▶ _Data lines_:
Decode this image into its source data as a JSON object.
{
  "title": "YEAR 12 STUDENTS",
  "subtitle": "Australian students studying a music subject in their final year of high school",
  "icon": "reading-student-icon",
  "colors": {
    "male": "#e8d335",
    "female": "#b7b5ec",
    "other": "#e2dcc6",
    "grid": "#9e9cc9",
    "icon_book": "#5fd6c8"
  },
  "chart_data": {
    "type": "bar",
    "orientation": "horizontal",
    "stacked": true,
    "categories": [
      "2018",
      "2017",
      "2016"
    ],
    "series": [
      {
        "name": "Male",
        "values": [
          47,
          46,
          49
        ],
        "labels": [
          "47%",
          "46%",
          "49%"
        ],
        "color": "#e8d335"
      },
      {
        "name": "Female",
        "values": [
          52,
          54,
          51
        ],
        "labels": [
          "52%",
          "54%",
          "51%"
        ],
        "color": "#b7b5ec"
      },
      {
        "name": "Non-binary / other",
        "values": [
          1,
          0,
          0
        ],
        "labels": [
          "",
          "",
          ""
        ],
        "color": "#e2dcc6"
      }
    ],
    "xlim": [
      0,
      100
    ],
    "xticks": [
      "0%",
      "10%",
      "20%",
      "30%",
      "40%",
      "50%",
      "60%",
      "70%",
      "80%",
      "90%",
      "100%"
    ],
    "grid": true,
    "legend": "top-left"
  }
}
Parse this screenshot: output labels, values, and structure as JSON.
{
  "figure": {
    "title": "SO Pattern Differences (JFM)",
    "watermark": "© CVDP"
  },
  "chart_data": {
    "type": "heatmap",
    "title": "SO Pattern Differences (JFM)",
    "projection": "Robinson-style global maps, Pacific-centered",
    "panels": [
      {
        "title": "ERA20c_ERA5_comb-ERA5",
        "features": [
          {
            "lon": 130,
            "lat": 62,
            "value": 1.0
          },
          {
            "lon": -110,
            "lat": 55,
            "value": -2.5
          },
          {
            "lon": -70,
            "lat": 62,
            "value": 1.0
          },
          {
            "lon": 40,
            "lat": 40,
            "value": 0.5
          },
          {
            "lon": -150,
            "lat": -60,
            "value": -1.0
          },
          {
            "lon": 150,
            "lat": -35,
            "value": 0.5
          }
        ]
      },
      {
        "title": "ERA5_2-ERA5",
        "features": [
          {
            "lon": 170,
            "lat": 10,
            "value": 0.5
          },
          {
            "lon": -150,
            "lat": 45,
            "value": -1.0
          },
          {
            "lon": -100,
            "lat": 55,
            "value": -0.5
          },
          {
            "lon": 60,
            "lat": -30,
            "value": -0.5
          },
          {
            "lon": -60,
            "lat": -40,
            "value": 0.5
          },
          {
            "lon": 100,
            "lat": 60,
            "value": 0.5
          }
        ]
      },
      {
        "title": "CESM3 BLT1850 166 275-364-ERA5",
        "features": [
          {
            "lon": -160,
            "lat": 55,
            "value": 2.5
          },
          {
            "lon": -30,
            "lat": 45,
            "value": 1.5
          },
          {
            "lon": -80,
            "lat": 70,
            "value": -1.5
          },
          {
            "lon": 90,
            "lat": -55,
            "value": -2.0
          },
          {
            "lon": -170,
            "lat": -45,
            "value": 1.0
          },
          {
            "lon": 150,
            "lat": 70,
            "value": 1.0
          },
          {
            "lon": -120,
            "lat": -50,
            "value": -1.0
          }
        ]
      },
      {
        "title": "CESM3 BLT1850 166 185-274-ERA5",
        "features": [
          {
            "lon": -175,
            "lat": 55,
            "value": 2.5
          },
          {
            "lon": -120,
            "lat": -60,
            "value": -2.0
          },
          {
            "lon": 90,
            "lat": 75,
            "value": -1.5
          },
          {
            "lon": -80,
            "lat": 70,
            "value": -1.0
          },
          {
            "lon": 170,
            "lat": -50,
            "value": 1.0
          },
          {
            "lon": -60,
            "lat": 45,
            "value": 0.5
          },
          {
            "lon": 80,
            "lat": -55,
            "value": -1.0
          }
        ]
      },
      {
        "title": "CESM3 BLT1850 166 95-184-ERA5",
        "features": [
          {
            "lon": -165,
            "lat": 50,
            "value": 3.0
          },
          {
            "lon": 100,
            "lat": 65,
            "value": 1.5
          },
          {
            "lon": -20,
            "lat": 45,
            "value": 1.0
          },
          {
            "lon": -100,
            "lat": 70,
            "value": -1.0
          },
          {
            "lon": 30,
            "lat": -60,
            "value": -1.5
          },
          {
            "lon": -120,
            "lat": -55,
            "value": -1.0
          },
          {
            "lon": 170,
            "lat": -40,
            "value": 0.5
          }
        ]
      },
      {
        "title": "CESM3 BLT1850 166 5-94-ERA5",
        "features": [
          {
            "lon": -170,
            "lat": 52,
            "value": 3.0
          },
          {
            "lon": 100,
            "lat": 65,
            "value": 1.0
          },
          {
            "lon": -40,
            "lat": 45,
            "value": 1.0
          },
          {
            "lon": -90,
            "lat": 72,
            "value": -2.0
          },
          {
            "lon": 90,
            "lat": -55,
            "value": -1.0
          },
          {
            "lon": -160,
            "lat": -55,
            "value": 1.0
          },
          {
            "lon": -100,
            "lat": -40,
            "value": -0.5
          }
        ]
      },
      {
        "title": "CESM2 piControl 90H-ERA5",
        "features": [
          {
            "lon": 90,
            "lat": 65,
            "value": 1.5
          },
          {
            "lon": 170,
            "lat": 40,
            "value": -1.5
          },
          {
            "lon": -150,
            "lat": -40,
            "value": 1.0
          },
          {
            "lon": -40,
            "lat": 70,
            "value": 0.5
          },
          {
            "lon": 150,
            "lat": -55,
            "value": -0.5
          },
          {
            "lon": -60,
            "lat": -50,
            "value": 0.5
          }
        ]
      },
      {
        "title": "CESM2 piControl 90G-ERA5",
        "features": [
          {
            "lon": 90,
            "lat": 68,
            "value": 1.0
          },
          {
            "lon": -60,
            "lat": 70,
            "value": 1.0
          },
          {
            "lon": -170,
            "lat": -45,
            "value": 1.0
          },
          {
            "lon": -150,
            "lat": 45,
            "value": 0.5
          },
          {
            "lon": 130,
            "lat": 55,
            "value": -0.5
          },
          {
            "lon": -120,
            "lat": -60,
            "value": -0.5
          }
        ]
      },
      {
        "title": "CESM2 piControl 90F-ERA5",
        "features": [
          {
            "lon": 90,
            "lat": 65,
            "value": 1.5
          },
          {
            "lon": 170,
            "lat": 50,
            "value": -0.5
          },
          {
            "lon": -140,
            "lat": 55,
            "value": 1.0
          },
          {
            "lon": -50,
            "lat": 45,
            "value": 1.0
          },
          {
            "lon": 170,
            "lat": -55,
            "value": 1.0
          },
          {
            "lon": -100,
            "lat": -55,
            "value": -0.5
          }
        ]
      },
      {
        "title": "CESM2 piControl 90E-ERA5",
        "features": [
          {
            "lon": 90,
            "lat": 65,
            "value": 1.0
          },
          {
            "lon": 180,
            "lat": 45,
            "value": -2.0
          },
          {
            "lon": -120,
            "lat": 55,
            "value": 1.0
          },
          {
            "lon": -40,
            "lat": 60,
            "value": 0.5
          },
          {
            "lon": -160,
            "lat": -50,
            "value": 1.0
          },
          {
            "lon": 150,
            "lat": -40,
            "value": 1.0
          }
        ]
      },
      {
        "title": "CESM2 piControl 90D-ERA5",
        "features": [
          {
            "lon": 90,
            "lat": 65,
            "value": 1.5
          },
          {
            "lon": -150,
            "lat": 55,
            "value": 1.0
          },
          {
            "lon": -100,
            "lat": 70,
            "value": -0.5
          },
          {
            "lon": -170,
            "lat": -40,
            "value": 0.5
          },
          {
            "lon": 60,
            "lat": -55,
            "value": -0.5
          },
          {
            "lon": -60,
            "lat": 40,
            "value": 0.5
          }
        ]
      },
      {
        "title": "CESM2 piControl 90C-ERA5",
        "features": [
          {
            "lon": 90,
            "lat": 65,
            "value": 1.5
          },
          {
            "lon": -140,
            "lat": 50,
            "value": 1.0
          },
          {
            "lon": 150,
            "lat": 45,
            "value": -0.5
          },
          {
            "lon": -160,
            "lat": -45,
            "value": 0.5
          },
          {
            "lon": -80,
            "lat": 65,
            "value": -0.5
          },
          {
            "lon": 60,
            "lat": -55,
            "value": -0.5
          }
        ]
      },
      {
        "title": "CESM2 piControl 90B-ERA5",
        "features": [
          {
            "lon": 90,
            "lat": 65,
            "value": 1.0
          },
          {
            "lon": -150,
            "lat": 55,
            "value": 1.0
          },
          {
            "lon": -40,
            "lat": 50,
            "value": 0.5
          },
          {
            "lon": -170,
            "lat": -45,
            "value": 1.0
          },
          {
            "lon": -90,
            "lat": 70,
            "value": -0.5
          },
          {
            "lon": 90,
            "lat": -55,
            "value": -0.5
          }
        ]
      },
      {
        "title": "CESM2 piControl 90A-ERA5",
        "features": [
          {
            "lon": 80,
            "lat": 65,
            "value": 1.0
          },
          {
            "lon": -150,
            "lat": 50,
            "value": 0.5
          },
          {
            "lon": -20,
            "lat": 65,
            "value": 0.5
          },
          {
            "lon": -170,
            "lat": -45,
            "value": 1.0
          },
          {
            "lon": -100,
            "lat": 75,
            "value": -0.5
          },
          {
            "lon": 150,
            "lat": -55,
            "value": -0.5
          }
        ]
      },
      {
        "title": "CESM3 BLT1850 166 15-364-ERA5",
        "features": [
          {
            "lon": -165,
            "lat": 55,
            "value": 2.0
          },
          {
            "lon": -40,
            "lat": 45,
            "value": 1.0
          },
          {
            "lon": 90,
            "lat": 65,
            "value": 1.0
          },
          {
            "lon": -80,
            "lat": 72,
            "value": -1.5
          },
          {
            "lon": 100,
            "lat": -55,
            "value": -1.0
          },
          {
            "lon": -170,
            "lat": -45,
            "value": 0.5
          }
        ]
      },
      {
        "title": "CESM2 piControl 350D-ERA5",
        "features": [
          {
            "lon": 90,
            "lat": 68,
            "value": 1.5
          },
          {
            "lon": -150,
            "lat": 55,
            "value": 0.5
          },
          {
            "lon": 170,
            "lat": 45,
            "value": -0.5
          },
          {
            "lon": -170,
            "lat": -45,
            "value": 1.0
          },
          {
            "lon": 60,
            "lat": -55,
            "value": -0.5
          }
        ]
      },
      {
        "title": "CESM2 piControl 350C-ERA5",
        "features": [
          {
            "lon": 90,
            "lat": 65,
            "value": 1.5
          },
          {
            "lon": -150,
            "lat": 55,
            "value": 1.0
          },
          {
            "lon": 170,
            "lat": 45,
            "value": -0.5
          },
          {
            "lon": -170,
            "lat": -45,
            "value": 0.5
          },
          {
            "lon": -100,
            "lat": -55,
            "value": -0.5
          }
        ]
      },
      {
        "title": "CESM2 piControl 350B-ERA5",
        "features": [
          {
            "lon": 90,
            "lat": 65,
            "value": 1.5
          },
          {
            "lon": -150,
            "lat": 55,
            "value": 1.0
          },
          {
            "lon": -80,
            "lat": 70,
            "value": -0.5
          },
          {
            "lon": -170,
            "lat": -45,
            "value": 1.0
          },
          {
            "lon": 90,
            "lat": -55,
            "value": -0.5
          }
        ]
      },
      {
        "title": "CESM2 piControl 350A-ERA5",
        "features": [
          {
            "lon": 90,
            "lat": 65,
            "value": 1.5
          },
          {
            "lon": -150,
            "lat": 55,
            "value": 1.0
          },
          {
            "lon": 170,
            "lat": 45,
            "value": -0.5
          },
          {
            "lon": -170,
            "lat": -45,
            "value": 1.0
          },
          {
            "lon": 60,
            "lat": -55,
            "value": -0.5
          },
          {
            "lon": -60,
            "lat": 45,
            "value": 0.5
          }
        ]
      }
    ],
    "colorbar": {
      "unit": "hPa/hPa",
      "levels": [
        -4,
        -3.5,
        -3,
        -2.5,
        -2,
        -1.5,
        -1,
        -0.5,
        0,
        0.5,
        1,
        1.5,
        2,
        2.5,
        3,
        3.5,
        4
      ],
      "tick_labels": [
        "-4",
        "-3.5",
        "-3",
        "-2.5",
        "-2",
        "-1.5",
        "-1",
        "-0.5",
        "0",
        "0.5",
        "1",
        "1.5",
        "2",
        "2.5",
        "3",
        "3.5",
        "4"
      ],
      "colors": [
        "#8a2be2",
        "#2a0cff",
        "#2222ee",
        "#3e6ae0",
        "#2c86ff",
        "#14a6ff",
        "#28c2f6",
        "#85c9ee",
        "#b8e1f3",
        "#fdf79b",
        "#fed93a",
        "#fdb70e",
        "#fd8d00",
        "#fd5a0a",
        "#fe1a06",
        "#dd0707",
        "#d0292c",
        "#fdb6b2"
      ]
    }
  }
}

▶ _What to work on_: Copy out every line from the records that has the word "this".

▶ _Result_:
Decode this image into its source data as a JSON object.
Parse this screenshot: output labels, values, and structure as JSON.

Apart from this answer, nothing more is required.